── TEXT SECTION ──
Hugging Face Datasets

Author

Benedict Thekkel

!pip list | grep fastAIcourse
!pip list | grep datasets

fastAIcourse                  0.0.91      /home/ben/BENEDICT_Only/Benedict_Projects/Benedict_ML/fastAIcourse
datasets                      2.14.4
datasetsforecast              0.0.8

torch.set_printoptions(precision=2, linewidth=140, sci_mode=False)
torch.manual_seed(1)
mpl.rcParams['image.cmap'] = 'gray'

logging.disable(logging.WARNING)

name = "fashion_mnist"
ds_builder = load_dataset_builder(name)
print(ds_builder.info.description)

Fashion-MNIST is a dataset of Zalando's article images—consisting of a training set of
60,000 examples and a test set of 10,000 examples. Each example is a 28x28 grayscale image,
associated with a label from 10 classes. We intend Fashion-MNIST to serve as a direct drop-in
replacement for the original MNIST dataset for benchmarking machine learning algorithms.
It shares the same image size and structure of training and testing splits.

ds_builder.info.features

{'image': Image(decode=True, id=None),
 'label': ClassLabel(names=['T - shirt / top', 'Trouser', 'Pullover', 'Dress', 'Coat', 'Sandal', 'Shirt', 'Sneaker', 'Bag', 'Ankle boot'], id=None)}

ds_builder.info.splits

{'train': SplitInfo(name='train', num_bytes=31296607, num_examples=60000, shard_lengths=None, dataset_name='fashion_mnist'),
 'test': SplitInfo(name='test', num_bytes=5233810, num_examples=10000, shard_lengths=None, dataset_name='fashion_mnist')}

dsd = load_dataset(name)
dsd

DatasetDict({
    train: Dataset({
        features: ['image', 'label'],
        num_rows: 60000
    })
    test: Dataset({
        features: ['image', 'label'],
        num_rows: 10000
    })
})

train,test = dsd['train'],dsd['test']
train[0]

{'image': <PIL.PngImagePlugin.PngImageFile image mode=L size=28x28>,
 'label': 9}

x,y = ds_builder.info.features

x,y

('image', 'label')

x,y = 'image','label'
img = train[0][x]
img

xb = train[:5][x]
yb = train[:5][y]
xb, yb

([<PIL.PngImagePlugin.PngImageFile image mode=L size=28x28>,
  <PIL.PngImagePlugin.PngImageFile image mode=L size=28x28>,
  <PIL.PngImagePlugin.PngImageFile image mode=L size=28x28>,
  <PIL.PngImagePlugin.PngImageFile image mode=L size=28x28>,
  <PIL.PngImagePlugin.PngImageFile image mode=L size=28x28>],
 [9, 0, 0, 3, 0])
───
── EXCERPTED RECORDS ──
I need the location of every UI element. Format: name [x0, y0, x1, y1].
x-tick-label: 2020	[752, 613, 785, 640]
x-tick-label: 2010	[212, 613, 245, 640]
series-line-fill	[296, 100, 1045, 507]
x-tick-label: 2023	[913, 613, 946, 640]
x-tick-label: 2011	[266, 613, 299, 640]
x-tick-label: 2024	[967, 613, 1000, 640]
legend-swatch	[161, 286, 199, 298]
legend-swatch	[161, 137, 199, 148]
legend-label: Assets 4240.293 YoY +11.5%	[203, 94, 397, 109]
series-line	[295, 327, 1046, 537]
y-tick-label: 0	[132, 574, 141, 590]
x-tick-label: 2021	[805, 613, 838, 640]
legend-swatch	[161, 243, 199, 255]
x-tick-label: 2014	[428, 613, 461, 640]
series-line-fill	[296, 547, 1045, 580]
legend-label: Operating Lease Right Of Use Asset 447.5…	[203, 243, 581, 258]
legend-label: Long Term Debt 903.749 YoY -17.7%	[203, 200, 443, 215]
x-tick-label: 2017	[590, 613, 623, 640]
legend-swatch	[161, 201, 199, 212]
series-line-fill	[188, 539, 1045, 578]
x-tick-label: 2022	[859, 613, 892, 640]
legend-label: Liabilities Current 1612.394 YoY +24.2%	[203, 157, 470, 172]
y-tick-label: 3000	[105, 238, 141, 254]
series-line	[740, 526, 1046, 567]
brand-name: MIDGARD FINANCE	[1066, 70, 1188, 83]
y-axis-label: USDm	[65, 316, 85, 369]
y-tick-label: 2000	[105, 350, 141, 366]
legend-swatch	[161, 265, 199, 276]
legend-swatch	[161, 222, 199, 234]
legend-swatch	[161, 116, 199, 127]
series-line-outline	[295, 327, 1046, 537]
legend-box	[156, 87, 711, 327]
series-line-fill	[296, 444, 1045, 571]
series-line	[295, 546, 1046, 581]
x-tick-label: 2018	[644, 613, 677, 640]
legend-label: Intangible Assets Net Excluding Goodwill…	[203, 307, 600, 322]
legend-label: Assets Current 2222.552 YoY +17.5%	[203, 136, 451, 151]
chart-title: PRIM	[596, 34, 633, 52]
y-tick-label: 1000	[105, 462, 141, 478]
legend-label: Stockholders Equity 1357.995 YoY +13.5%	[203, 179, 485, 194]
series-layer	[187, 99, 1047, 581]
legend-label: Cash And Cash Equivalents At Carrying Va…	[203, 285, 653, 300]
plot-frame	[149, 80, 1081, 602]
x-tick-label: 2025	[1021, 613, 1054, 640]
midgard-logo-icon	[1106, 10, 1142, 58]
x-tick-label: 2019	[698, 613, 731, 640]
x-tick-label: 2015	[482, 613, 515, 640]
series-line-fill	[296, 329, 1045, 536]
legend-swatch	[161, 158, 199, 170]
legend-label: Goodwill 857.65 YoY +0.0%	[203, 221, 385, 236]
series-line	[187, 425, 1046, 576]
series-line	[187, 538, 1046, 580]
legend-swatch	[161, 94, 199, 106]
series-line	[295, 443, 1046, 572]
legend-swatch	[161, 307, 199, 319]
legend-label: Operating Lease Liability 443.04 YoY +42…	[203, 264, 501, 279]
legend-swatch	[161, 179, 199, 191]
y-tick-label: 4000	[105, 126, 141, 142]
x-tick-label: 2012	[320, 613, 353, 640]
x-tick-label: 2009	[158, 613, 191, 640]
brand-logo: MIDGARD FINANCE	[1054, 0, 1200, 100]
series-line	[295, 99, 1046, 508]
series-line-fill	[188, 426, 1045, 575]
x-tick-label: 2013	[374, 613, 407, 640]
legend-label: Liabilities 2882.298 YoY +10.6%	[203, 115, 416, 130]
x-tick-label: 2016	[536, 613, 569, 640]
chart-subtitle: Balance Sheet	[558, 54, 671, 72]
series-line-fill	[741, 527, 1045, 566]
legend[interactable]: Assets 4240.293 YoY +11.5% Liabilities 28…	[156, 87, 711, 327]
───
TASK OBJECTIVE
Update the Hugging Face Datasets page by writing out everything from "x,y = 'image','label'" down to "[9, 0, 0, 3, 0])", with every "yb" swapped for "labels".

SOLUTION TO THIS TASK
x,y = 'image','label'
img = train[0][x]
img

xb = train[:5][x]
labels = train[:5][y]
xb, labels

([<PIL.PngImagePlugin.PngImageFile image mode=L size=28x28>,
  <PIL.PngImagePlugin.PngImageFile image mode=L size=28x28>,
  <PIL.PngImagePlugin.PngImageFile image mode=L size=28x28>,
  <PIL.PngImagePlugin.PngImageFile image mode=L size=28x28>,
  <PIL.PngImagePlugin.PngImageFile image mode=L size=28x28>],
 [9, 0, 0, 3, 0])